REQUIRED WORK: Write out all of the entries that follow, word for word, but skip the pictures.

Figure collection entries
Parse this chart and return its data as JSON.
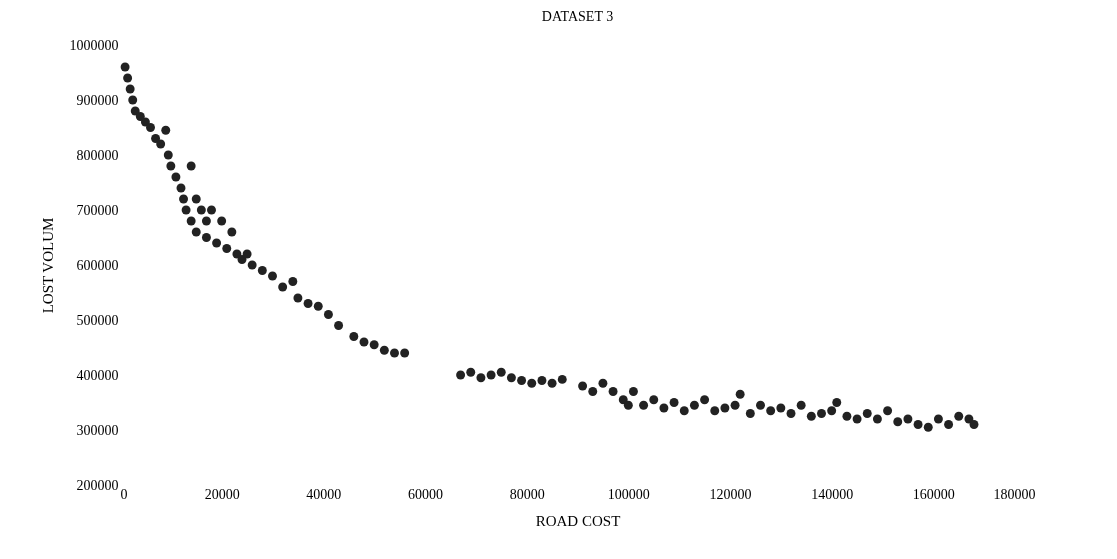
{
  "chart_data": {
    "type": "scatter",
    "title": "DATASET 3",
    "xlabel": "ROAD COST",
    "ylabel": "LOST VOLUM",
    "xlim": [
      0,
      180000
    ],
    "xticks": [
      0,
      20000,
      40000,
      60000,
      80000,
      100000,
      120000,
      140000,
      160000,
      180000
    ],
    "ylim": [
      200000,
      1000000
    ],
    "yticks": [
      200000,
      300000,
      400000,
      500000,
      600000,
      700000,
      800000,
      900000,
      1000000
    ],
    "grid": false,
    "marker": "circle",
    "x": [
      1000,
      1500,
      2000,
      2500,
      3000,
      4000,
      5000,
      6000,
      7000,
      8000,
      9000,
      9500,
      10000,
      11000,
      12000,
      12500,
      13000,
      14000,
      14000,
      15000,
      15000,
      16000,
      17000,
      17000,
      18000,
      19000,
      20000,
      21000,
      22000,
      23000,
      24000,
      25000,
      26000,
      28000,
      30000,
      32000,
      34000,
      35000,
      37000,
      39000,
      41000,
      43000,
      46000,
      48000,
      50000,
      52000,
      54000,
      56000,
      67000,
      69000,
      71000,
      73000,
      75000,
      77000,
      79000,
      81000,
      83000,
      85000,
      87000,
      91000,
      93000,
      95000,
      97000,
      99000,
      100000,
      101000,
      103000,
      105000,
      107000,
      109000,
      111000,
      113000,
      115000,
      117000,
      119000,
      121000,
      122000,
      124000,
      126000,
      128000,
      130000,
      132000,
      134000,
      136000,
      138000,
      140000,
      141000,
      143000,
      145000,
      147000,
      149000,
      151000,
      153000,
      155000,
      157000,
      159000,
      161000,
      163000,
      165000,
      167000,
      168000
    ],
    "series": [
      {
        "color": "#222222",
        "values": [
          960000,
          940000,
          920000,
          900000,
          880000,
          870000,
          860000,
          850000,
          830000,
          820000,
          845000,
          800000,
          780000,
          760000,
          740000,
          720000,
          700000,
          780000,
          680000,
          720000,
          660000,
          700000,
          680000,
          650000,
          700000,
          640000,
          680000,
          630000,
          660000,
          620000,
          610000,
          620000,
          600000,
          590000,
          580000,
          560000,
          570000,
          540000,
          530000,
          525000,
          510000,
          490000,
          470000,
          460000,
          455000,
          445000,
          440000,
          440000,
          400000,
          405000,
          395000,
          400000,
          405000,
          395000,
          390000,
          385000,
          390000,
          385000,
          392000,
          380000,
          370000,
          385000,
          370000,
          355000,
          345000,
          370000,
          345000,
          355000,
          340000,
          350000,
          335000,
          345000,
          355000,
          335000,
          340000,
          345000,
          365000,
          330000,
          345000,
          335000,
          340000,
          330000,
          345000,
          325000,
          330000,
          335000,
          350000,
          325000,
          320000,
          330000,
          320000,
          335000,
          315000,
          320000,
          310000,
          305000,
          320000,
          310000,
          325000,
          320000,
          310000
        ]
      }
    ]
  }
}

ANSWER TO THE EXERCISE:
Parse this chart and return its data as JSON.
{
  "chart_data": {
    "type": "scatter",
    "title": "DATASET 3",
    "xlabel": "ROAD COST",
    "ylabel": "LOST VOLUM",
    "xlim": [
      0,
      180000
    ],
    "xticks": [
      0,
      20000,
      40000,
      60000,
      80000,
      100000,
      120000,
      140000,
      160000,
      180000
    ],
    "ylim": [
      200000,
      1000000
    ],
    "yticks": [
      200000,
      300000,
      400000,
      500000,
      600000,
      700000,
      800000,
      900000,
      1000000
    ],
    "grid": false,
    "marker": "circle",
    "x": [
      1000,
      1500,
      2000,
      2500,
      3000,
      4000,
      5000,
      6000,
      7000,
      8000,
      9000,
      9500,
      10000,
      11000,
      12000,
      12500,
      13000,
      14000,
      14000,
      15000,
      15000,
      16000,
      17000,
      17000,
      18000,
      19000,
      20000,
      21000,
      22000,
      23000,
      24000,
      25000,
      26000,
      28000,
      30000,
      32000,
      34000,
      35000,
      37000,
      39000,
      41000,
      43000,
      46000,
      48000,
      50000,
      52000,
      54000,
      56000,
      67000,
      69000,
      71000,
      73000,
      75000,
      77000,
      79000,
      81000,
      83000,
      85000,
      87000,
      91000,
      93000,
      95000,
      97000,
      99000,
      100000,
      101000,
      103000,
      105000,
      107000,
      109000,
      111000,
      113000,
      115000,
      117000,
      119000,
      121000,
      122000,
      124000,
      126000,
      128000,
      130000,
      132000,
      134000,
      136000,
      138000,
      140000,
      141000,
      143000,
      145000,
      147000,
      149000,
      151000,
      153000,
      155000,
      157000,
      159000,
      161000,
      163000,
      165000,
      167000,
      168000
    ],
    "series": [
      {
        "color": "#222222",
        "values": [
          960000,
          940000,
          920000,
          900000,
          880000,
          870000,
          860000,
          850000,
          830000,
          820000,
          845000,
          800000,
          780000,
          760000,
          740000,
          720000,
          700000,
          780000,
          680000,
          720000,
          660000,
          700000,
          680000,
          650000,
          700000,
          640000,
          680000,
          630000,
          660000,
          620000,
          610000,
          620000,
          600000,
          590000,
          580000,
          560000,
          570000,
          540000,
          530000,
          525000,
          510000,
          490000,
          470000,
          460000,
          455000,
          445000,
          440000,
          440000,
          400000,
          405000,
          395000,
          400000,
          405000,
          395000,
          390000,
          385000,
          390000,
          385000,
          392000,
          380000,
          370000,
          385000,
          370000,
          355000,
          345000,
          370000,
          345000,
          355000,
          340000,
          350000,
          335000,
          345000,
          355000,
          335000,
          340000,
          345000,
          365000,
          330000,
          345000,
          335000,
          340000,
          330000,
          345000,
          325000,
          330000,
          335000,
          350000,
          325000,
          320000,
          330000,
          320000,
          335000,
          315000,
          320000,
          310000,
          305000,
          320000,
          310000,
          325000,
          320000,
          310000
        ]
      }
    ]
  }
}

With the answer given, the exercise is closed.